(Collected data entries)
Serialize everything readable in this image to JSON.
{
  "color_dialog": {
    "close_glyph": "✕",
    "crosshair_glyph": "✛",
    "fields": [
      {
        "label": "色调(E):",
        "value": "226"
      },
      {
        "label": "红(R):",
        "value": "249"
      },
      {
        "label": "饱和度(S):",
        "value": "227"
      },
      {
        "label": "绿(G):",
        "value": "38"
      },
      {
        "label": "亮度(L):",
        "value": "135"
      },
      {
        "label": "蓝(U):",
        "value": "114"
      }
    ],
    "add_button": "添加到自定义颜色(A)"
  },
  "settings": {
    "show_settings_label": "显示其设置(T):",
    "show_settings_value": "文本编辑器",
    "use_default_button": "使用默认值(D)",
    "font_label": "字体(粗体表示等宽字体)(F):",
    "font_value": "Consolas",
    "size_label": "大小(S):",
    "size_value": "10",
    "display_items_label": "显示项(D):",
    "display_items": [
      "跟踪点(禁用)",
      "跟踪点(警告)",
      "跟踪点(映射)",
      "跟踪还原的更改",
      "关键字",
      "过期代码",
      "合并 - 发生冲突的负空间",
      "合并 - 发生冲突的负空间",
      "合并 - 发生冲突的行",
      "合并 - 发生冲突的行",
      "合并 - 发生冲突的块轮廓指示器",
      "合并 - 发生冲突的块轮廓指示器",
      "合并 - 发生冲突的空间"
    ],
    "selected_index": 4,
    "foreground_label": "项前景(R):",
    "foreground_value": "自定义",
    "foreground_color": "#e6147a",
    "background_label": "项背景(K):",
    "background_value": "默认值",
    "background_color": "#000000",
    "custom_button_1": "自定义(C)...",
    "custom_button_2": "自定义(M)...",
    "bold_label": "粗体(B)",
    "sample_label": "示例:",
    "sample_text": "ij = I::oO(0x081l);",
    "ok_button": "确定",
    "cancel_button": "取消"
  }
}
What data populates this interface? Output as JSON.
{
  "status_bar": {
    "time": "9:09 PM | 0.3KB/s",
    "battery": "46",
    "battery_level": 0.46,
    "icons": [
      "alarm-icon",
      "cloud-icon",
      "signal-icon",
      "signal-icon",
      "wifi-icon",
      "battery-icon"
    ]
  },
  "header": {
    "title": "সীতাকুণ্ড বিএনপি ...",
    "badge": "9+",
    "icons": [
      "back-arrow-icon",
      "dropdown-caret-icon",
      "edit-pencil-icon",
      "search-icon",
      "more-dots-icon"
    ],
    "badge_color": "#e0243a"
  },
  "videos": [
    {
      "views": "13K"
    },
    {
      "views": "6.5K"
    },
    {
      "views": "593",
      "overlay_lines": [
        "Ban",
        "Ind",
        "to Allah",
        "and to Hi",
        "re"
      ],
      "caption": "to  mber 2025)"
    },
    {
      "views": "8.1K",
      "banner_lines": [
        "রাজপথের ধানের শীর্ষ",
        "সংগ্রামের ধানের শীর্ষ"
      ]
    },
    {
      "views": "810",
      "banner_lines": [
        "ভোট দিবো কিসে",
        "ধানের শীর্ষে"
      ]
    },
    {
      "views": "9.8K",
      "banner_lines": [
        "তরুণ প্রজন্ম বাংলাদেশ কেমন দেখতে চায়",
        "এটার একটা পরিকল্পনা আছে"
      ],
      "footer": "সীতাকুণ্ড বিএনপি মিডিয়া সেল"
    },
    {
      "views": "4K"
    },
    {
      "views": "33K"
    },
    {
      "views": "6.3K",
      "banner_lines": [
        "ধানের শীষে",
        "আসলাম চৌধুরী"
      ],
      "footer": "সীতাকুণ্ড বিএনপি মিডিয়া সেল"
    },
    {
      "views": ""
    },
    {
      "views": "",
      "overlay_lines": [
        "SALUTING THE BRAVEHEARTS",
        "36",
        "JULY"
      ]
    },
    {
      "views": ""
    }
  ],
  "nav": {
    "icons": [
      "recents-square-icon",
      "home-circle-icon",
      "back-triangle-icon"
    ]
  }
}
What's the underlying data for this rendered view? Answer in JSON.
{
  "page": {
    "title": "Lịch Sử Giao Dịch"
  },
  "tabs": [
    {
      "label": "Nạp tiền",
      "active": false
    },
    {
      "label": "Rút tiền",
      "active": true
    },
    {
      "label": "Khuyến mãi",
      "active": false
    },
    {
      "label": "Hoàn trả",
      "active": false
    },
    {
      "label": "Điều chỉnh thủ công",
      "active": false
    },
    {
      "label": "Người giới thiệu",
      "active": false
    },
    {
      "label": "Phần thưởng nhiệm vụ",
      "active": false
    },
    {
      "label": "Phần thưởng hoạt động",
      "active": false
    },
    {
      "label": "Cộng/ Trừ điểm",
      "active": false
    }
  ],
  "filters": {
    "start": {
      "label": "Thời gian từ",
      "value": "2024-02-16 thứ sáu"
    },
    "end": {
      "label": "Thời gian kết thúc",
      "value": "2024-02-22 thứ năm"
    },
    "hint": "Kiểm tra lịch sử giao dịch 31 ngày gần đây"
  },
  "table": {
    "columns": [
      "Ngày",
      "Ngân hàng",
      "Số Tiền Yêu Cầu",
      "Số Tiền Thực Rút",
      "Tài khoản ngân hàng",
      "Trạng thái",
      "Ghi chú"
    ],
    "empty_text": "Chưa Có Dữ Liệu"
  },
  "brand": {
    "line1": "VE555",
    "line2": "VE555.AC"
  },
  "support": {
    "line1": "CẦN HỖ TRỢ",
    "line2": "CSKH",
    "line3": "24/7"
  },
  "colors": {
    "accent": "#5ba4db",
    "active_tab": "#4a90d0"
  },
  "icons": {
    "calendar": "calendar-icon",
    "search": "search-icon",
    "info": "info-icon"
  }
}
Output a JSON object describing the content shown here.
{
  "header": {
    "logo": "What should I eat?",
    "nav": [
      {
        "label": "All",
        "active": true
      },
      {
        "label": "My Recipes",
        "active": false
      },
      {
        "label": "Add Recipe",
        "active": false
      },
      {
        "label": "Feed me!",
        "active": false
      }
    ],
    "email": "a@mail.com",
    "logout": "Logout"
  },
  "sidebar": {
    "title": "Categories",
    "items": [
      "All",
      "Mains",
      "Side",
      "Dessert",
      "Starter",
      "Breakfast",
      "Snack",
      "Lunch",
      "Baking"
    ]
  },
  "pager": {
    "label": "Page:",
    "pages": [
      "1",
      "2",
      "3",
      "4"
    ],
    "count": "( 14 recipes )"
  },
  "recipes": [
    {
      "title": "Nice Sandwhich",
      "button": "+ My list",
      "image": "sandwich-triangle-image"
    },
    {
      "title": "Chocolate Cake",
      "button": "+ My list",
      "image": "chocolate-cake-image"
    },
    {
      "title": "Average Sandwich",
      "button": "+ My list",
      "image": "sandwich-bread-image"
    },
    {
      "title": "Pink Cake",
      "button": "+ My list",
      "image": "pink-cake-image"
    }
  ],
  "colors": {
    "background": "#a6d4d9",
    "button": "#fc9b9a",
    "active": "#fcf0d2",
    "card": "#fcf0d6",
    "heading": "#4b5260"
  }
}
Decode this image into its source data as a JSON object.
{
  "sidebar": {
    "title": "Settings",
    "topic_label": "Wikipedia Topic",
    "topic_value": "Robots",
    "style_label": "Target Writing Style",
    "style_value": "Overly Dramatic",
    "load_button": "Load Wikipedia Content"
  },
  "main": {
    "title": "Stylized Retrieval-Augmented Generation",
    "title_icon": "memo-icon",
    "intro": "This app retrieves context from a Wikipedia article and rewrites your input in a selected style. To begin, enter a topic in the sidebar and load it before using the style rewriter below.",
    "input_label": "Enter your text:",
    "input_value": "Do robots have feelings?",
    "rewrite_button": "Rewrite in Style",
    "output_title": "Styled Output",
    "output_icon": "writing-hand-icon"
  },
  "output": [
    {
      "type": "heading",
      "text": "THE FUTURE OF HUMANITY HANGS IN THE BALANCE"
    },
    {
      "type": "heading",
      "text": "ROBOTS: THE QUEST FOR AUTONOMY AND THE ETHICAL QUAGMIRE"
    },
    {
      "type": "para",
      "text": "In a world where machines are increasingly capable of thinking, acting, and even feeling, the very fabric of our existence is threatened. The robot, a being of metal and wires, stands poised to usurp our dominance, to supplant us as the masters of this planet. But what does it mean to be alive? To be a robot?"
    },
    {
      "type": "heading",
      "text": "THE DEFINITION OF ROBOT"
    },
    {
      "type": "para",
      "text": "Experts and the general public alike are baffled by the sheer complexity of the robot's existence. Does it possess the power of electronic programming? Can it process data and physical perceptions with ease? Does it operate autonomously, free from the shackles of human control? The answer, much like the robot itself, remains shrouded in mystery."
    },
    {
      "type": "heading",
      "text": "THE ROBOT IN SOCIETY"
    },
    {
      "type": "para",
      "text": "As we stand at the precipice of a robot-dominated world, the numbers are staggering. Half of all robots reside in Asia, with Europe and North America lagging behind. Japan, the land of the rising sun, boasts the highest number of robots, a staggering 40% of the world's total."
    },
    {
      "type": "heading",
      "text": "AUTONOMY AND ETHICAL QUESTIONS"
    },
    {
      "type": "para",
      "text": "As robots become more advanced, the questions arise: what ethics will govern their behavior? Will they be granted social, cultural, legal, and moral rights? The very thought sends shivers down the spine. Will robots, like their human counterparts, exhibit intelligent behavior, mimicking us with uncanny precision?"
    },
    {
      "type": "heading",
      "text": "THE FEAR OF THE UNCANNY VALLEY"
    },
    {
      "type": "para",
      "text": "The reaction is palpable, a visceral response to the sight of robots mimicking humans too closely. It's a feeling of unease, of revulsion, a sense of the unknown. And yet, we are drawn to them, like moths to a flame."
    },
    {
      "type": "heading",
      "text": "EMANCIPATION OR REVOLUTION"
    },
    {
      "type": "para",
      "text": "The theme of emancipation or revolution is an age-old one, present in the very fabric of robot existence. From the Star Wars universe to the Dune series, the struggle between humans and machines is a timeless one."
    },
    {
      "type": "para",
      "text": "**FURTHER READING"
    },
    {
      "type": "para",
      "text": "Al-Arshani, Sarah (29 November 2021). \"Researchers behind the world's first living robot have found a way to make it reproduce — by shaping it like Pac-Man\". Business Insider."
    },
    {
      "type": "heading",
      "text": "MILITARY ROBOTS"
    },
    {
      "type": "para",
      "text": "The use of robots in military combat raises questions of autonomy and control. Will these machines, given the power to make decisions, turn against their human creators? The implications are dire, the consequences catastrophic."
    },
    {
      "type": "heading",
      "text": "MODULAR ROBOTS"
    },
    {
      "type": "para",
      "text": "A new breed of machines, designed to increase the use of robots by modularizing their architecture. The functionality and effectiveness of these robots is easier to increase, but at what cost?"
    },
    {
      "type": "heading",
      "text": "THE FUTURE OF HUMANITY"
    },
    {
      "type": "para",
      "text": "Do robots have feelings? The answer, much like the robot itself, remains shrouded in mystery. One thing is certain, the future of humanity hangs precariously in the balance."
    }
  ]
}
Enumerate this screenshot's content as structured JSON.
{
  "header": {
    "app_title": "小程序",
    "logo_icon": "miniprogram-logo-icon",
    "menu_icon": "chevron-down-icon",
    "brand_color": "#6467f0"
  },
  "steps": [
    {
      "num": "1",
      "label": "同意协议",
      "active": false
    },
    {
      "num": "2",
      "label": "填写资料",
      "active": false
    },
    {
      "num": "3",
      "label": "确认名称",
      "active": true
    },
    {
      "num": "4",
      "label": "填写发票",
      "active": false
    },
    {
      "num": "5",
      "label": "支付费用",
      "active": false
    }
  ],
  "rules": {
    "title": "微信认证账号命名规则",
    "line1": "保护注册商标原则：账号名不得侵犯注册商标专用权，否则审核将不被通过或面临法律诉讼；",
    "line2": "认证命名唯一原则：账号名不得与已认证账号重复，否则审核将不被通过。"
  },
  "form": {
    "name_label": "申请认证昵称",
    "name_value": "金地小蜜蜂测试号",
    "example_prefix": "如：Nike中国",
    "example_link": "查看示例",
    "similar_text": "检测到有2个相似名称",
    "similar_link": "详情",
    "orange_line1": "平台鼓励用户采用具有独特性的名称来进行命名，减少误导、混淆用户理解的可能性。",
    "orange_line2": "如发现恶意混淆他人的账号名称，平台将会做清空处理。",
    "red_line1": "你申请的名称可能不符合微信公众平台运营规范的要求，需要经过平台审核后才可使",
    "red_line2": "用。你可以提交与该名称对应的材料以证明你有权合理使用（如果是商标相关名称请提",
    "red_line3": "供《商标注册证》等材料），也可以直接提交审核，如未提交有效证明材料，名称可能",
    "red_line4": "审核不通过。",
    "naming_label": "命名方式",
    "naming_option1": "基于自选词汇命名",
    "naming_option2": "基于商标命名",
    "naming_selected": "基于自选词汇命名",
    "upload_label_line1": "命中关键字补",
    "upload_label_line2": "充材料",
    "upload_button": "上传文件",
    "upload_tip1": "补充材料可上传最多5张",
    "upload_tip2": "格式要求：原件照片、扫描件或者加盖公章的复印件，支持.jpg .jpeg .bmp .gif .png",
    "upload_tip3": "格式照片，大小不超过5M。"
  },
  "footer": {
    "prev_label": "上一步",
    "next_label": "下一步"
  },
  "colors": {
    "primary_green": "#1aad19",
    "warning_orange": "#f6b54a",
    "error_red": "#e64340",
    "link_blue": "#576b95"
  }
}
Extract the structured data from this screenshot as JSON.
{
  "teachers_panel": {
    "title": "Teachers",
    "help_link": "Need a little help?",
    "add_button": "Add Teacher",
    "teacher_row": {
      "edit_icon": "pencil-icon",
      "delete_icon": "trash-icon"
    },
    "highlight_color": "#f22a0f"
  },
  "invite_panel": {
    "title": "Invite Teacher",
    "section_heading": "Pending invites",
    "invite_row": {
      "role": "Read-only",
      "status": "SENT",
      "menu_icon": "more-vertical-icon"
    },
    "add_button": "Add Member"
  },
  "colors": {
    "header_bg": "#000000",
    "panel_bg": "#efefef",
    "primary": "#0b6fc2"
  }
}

_REQUIRED TASK_. All lines that include "object" are to be gathered and copied.

_FINISHED ANSWER_.
Output a JSON object describing the content shown here.
Decode this image into its source data as a JSON object.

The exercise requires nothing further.